### Exercise task:
Where a line of the listing below includes the word "JSON", reproduce that line.

### Supplied records:
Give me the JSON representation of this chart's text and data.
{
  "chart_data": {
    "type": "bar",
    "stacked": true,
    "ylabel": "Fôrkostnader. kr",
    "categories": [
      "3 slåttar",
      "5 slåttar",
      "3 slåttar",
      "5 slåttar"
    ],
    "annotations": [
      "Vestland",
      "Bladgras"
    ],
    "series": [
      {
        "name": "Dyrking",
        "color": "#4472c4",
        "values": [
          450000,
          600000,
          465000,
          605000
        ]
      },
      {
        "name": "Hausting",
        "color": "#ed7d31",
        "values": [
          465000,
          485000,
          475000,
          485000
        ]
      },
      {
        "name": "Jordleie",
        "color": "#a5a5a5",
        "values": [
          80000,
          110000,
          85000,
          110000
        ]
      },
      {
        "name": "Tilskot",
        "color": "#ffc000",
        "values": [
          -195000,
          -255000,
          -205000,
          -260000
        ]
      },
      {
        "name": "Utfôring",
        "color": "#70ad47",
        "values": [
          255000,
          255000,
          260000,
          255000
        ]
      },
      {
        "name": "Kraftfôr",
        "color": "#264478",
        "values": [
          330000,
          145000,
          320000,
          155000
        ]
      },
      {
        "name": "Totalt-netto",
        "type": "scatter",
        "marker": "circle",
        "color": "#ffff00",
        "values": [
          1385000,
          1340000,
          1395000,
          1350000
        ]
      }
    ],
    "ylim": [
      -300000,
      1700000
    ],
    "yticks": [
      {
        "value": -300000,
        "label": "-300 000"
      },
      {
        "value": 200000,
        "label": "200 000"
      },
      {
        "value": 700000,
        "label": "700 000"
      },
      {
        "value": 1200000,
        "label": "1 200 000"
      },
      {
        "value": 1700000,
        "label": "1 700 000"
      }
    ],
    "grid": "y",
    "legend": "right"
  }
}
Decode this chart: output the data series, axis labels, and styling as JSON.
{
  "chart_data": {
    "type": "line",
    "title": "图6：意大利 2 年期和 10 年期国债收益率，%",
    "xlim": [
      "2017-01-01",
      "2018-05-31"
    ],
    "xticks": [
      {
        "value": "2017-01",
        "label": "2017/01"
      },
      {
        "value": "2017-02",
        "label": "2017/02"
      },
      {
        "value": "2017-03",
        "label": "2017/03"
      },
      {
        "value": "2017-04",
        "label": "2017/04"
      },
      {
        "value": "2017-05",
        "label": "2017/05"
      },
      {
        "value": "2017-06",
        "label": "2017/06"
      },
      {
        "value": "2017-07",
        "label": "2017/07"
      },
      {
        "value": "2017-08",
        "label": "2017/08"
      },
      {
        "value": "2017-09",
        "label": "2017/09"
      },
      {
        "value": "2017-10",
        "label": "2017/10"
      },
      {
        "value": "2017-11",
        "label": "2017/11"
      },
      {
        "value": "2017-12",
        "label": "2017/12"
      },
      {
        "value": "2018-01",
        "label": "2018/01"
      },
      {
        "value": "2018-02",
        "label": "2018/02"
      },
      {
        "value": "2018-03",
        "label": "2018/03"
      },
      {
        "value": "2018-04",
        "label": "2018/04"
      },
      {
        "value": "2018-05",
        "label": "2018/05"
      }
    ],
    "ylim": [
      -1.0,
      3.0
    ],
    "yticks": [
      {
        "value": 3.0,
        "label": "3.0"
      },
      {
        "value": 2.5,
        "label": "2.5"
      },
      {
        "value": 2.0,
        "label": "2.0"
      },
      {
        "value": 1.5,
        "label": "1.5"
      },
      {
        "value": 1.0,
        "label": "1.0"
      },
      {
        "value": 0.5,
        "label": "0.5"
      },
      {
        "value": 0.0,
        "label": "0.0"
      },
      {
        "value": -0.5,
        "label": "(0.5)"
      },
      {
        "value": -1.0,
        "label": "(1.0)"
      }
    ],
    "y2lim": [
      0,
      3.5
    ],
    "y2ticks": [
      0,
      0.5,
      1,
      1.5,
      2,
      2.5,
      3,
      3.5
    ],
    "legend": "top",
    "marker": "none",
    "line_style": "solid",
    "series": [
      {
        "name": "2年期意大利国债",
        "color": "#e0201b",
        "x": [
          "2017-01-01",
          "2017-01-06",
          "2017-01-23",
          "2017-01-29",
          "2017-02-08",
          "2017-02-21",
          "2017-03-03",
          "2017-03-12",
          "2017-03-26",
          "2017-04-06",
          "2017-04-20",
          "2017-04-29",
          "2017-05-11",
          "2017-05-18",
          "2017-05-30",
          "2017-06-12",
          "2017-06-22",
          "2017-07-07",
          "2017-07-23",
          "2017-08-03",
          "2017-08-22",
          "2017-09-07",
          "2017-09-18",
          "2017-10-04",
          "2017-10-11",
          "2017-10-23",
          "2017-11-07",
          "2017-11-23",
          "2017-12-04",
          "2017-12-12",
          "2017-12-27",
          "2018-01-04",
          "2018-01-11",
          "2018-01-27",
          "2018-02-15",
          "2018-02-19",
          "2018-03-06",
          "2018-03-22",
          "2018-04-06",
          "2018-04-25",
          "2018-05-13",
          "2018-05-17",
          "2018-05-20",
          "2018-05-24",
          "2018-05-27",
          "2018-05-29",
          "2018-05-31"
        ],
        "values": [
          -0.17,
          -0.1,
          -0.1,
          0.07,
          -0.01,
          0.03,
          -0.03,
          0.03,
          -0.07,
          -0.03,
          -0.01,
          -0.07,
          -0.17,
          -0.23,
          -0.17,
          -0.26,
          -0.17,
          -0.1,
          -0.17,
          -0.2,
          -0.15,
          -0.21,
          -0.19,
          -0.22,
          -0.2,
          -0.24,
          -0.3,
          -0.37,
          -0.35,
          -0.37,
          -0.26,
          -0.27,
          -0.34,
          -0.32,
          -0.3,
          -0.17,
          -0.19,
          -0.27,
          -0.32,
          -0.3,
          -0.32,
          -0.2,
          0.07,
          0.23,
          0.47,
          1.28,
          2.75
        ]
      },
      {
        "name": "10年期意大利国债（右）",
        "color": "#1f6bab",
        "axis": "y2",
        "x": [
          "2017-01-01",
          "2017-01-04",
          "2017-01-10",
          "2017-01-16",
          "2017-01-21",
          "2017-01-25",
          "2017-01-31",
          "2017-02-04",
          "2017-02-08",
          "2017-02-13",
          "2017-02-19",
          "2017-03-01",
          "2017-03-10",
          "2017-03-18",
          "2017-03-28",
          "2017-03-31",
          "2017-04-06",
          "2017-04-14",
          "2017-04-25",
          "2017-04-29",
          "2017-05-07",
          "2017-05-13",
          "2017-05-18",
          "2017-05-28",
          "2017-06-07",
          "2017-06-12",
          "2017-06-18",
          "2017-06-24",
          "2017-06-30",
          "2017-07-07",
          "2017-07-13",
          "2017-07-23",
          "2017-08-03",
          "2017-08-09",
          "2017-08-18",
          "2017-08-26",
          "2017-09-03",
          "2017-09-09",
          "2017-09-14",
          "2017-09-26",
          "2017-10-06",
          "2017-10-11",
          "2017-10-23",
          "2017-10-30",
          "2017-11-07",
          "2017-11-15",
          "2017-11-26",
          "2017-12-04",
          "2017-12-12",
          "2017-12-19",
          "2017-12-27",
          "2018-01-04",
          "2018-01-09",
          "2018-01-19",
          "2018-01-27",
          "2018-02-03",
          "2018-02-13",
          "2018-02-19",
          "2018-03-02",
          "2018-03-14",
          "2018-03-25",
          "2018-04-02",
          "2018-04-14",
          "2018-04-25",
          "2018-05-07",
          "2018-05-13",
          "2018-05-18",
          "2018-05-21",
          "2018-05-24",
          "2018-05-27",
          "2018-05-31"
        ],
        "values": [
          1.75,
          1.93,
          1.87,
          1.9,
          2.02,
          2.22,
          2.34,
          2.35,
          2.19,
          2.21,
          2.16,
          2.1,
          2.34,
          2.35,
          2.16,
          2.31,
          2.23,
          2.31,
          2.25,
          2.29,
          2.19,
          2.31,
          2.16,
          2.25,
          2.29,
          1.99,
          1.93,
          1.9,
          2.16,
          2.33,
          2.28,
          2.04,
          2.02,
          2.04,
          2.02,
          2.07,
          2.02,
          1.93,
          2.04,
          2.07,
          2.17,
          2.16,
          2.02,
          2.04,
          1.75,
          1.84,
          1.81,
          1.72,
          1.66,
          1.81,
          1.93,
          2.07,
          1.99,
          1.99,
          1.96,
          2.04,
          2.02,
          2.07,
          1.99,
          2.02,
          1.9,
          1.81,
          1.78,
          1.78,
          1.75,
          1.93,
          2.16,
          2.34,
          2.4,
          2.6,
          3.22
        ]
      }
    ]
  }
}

### Complete response:
Give me the JSON representation of this chart's text and data.
Decode this chart: output the data series, axis labels, and styling as JSON.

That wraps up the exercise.